____ STORED RECORDS

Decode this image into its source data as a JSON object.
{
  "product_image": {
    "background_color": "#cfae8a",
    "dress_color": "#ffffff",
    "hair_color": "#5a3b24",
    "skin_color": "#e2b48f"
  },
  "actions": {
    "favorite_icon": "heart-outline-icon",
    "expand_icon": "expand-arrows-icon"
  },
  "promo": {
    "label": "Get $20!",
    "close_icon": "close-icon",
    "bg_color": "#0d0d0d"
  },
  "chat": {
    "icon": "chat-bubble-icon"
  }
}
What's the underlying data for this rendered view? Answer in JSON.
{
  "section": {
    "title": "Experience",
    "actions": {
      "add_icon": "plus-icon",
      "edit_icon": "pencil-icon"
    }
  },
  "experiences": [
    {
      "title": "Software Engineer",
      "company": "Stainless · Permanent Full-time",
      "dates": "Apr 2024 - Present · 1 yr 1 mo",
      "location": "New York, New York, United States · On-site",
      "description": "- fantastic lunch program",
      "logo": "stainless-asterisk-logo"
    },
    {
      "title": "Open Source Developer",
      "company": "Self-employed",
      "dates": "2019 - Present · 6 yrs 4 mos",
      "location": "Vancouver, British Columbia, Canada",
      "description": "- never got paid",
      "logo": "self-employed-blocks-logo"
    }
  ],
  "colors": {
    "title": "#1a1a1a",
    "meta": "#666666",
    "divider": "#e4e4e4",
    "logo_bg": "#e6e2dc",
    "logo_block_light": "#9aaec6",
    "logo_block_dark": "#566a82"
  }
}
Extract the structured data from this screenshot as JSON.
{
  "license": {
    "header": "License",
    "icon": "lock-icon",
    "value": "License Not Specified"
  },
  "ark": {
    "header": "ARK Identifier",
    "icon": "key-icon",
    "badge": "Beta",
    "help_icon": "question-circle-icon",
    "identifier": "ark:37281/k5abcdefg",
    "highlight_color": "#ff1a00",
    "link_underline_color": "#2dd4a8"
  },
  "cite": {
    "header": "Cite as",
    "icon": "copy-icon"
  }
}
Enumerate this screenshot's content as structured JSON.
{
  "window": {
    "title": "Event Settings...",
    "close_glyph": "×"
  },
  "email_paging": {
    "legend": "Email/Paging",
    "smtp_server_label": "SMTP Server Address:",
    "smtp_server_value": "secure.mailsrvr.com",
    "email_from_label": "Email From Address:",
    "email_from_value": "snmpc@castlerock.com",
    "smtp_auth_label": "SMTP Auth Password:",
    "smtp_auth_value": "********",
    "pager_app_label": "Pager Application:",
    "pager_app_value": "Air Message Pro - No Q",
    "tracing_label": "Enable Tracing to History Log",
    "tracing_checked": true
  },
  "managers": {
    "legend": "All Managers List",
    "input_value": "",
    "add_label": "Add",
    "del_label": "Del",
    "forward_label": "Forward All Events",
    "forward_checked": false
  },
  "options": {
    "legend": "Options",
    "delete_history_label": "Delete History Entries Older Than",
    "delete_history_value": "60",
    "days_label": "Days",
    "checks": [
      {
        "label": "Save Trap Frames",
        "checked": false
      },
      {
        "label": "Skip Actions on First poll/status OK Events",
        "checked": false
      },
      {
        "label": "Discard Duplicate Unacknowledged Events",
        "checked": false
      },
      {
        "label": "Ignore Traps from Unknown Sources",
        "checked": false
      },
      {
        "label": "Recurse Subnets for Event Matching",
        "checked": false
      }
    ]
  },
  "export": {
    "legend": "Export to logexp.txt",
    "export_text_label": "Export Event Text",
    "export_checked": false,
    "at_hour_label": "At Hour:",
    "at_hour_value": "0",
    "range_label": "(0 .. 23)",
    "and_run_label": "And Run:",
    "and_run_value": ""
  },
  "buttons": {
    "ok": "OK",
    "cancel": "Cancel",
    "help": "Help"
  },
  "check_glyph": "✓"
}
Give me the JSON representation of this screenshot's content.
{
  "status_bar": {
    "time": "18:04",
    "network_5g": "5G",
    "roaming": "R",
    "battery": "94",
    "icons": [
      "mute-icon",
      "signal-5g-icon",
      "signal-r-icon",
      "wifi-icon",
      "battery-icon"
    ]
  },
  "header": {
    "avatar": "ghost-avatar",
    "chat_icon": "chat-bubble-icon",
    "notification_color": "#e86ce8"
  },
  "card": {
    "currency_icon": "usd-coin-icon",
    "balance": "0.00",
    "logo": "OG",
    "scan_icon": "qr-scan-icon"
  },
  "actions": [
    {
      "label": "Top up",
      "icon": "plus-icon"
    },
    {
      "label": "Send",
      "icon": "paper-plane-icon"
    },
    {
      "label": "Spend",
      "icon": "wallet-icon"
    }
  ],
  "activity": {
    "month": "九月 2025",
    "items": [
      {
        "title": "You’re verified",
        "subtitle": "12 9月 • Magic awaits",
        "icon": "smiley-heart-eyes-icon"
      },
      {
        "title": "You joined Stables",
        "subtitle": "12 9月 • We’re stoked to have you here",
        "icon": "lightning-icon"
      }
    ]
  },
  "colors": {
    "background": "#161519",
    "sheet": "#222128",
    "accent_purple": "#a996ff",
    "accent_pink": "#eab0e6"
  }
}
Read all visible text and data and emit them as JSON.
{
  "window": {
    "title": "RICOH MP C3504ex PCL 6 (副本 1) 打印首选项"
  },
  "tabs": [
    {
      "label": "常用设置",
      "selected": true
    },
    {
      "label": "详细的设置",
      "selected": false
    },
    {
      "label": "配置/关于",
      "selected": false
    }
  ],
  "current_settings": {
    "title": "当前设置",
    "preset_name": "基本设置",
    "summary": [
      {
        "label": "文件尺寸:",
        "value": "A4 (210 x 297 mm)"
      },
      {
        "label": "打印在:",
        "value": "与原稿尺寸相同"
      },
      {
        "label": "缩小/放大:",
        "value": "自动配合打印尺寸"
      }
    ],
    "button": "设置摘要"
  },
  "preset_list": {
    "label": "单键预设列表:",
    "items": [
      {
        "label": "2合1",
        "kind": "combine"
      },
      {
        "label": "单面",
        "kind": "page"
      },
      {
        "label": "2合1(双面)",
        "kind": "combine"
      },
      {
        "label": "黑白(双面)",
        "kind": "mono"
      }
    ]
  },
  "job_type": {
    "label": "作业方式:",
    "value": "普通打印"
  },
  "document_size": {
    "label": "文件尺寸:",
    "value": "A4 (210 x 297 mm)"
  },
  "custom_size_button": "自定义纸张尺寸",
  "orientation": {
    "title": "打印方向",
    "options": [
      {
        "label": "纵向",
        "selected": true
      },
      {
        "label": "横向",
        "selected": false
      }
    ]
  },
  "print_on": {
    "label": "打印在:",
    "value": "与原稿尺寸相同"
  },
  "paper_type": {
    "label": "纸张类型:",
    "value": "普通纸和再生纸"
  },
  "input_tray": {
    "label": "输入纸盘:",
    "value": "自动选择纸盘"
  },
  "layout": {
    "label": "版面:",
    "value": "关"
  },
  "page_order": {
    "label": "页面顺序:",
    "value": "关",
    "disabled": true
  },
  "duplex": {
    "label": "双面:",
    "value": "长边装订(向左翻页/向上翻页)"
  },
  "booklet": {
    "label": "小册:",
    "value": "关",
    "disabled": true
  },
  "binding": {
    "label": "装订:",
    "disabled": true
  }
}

________

TASK BRIEF
Repeat each entry word for word.

SOLUTION FOR THIS PROBLEM
Decode this image into its source data as a JSON object.
{
  "product_image": {
    "background_color": "#cfae8a",
    "dress_color": "#ffffff",
    "hair_color": "#5a3b24",
    "skin_color": "#e2b48f"
  },
  "actions": {
    "favorite_icon": "heart-outline-icon",
    "expand_icon": "expand-arrows-icon"
  },
  "promo": {
    "label": "Get $20!",
    "close_icon": "close-icon",
    "bg_color": "#0d0d0d"
  },
  "chat": {
    "icon": "chat-bubble-icon"
  }
}
What's the underlying data for this rendered view? Answer in JSON.
{
  "section": {
    "title": "Experience",
    "actions": {
      "add_icon": "plus-icon",
      "edit_icon": "pencil-icon"
    }
  },
  "experiences": [
    {
      "title": "Software Engineer",
      "company": "Stainless · Permanent Full-time",
      "dates": "Apr 2024 - Present · 1 yr 1 mo",
      "location": "New York, New York, United States · On-site",
      "description": "- fantastic lunch program",
      "logo": "stainless-asterisk-logo"
    },
    {
      "title": "Open Source Developer",
      "company": "Self-employed",
      "dates": "2019 - Present · 6 yrs 4 mos",
      "location": "Vancouver, British Columbia, Canada",
      "description": "- never got paid",
      "logo": "self-employed-blocks-logo"
    }
  ],
  "colors": {
    "title": "#1a1a1a",
    "meta": "#666666",
    "divider": "#e4e4e4",
    "logo_bg": "#e6e2dc",
    "logo_block_light": "#9aaec6",
    "logo_block_dark": "#566a82"
  }
}
Extract the structured data from this screenshot as JSON.
{
  "license": {
    "header": "License",
    "icon": "lock-icon",
    "value": "License Not Specified"
  },
  "ark": {
    "header": "ARK Identifier",
    "icon": "key-icon",
    "badge": "Beta",
    "help_icon": "question-circle-icon",
    "identifier": "ark:37281/k5abcdefg",
    "highlight_color": "#ff1a00",
    "link_underline_color": "#2dd4a8"
  },
  "cite": {
    "header": "Cite as",
    "icon": "copy-icon"
  }
}
Enumerate this screenshot's content as structured JSON.
{
  "window": {
    "title": "Event Settings...",
    "close_glyph": "×"
  },
  "email_paging": {
    "legend": "Email/Paging",
    "smtp_server_label": "SMTP Server Address:",
    "smtp_server_value": "secure.mailsrvr.com",
    "email_from_label": "Email From Address:",
    "email_from_value": "snmpc@castlerock.com",
    "smtp_auth_label": "SMTP Auth Password:",
    "smtp_auth_value": "********",
    "pager_app_label": "Pager Application:",
    "pager_app_value": "Air Message Pro - No Q",
    "tracing_label": "Enable Tracing to History Log",
    "tracing_checked": true
  },
  "managers": {
    "legend": "All Managers List",
    "input_value": "",
    "add_label": "Add",
    "del_label": "Del",
    "forward_label": "Forward All Events",
    "forward_checked": false
  },
  "options": {
    "legend": "Options",
    "delete_history_label": "Delete History Entries Older Than",
    "delete_history_value": "60",
    "days_label": "Days",
    "checks": [
      {
        "label": "Save Trap Frames",
        "checked": false
      },
      {
        "label": "Skip Actions on First poll/status OK Events",
        "checked": false
      },
      {
        "label": "Discard Duplicate Unacknowledged Events",
        "checked": false
      },
      {
        "label": "Ignore Traps from Unknown Sources",
        "checked": false
      },
      {
        "label": "Recurse Subnets for Event Matching",
        "checked": false
      }
    ]
  },
  "export": {
    "legend": "Export to logexp.txt",
    "export_text_label": "Export Event Text",
    "export_checked": false,
    "at_hour_label": "At Hour:",
    "at_hour_value": "0",
    "range_label": "(0 .. 23)",
    "and_run_label": "And Run:",
    "and_run_value": ""
  },
  "buttons": {
    "ok": "OK",
    "cancel": "Cancel",
    "help": "Help"
  },
  "check_glyph": "✓"
}
Give me the JSON representation of this screenshot's content.
{
  "status_bar": {
    "time": "18:04",
    "network_5g": "5G",
    "roaming": "R",
    "battery": "94",
    "icons": [
      "mute-icon",
      "signal-5g-icon",
      "signal-r-icon",
      "wifi-icon",
      "battery-icon"
    ]
  },
  "header": {
    "avatar": "ghost-avatar",
    "chat_icon": "chat-bubble-icon",
    "notification_color": "#e86ce8"
  },
  "card": {
    "currency_icon": "usd-coin-icon",
    "balance": "0.00",
    "logo": "OG",
    "scan_icon": "qr-scan-icon"
  },
  "actions": [
    {
      "label": "Top up",
      "icon": "plus-icon"
    },
    {
      "label": "Send",
      "icon": "paper-plane-icon"
    },
    {
      "label": "Spend",
      "icon": "wallet-icon"
    }
  ],
  "activity": {
    "month": "九月 2025",
    "items": [
      {
        "title": "You’re verified",
        "subtitle": "12 9月 • Magic awaits",
        "icon": "smiley-heart-eyes-icon"
      },
      {
        "title": "You joined Stables",
        "subtitle": "12 9月 • We’re stoked to have you here",
        "icon": "lightning-icon"
      }
    ]
  },
  "colors": {
    "background": "#161519",
    "sheet": "#222128",
    "accent_purple": "#a996ff",
    "accent_pink": "#eab0e6"
  }
}
Read all visible text and data and emit them as JSON.
{
  "window": {
    "title": "RICOH MP C3504ex PCL 6 (副本 1) 打印首选项"
  },
  "tabs": [
    {
      "label": "常用设置",
      "selected": true
    },
    {
      "label": "详细的设置",
      "selected": false
    },
    {
      "label": "配置/关于",
      "selected": false
    }
  ],
  "current_settings": {
    "title": "当前设置",
    "preset_name": "基本设置",
    "summary": [
      {
        "label": "文件尺寸:",
        "value": "A4 (210 x 297 mm)"
      },
      {
        "label": "打印在:",
        "value": "与原稿尺寸相同"
      },
      {
        "label": "缩小/放大:",
        "value": "自动配合打印尺寸"
      }
    ],
    "button": "设置摘要"
  },
  "preset_list": {
    "label": "单键预设列表:",
    "items": [
      {
        "label": "2合1",
        "kind": "combine"
      },
      {
        "label": "单面",
        "kind": "page"
      },
      {
        "label": "2合1(双面)",
        "kind": "combine"
      },
      {
        "label": "黑白(双面)",
        "kind": "mono"
      }
    ]
  },
  "job_type": {
    "label": "作业方式:",
    "value": "普通打印"
  },
  "document_size": {
    "label": "文件尺寸:",
    "value": "A4 (210 x 297 mm)"
  },
  "custom_size_button": "自定义纸张尺寸",
  "orientation": {
    "title": "打印方向",
    "options": [
      {
        "label": "纵向",
        "selected": true
      },
      {
        "label": "横向",
        "selected": false
      }
    ]
  },
  "print_on": {
    "label": "打印在:",
    "value": "与原稿尺寸相同"
  },
  "paper_type": {
    "label": "纸张类型:",
    "value": "普通纸和再生纸"
  },
  "input_tray": {
    "label": "输入纸盘:",
    "value": "自动选择纸盘"
  },
  "layout": {
    "label": "版面:",
    "value": "关"
  },
  "page_order": {
    "label": "页面顺序:",
    "value": "关",
    "disabled": true
  },
  "duplex": {
    "label": "双面:",
    "value": "长边装订(向左翻页/向上翻页)"
  },
  "booklet": {
    "label": "小册:",
    "value": "关",
    "disabled": true
  },
  "binding": {
    "label": "装订:",
    "disabled": true
  }
}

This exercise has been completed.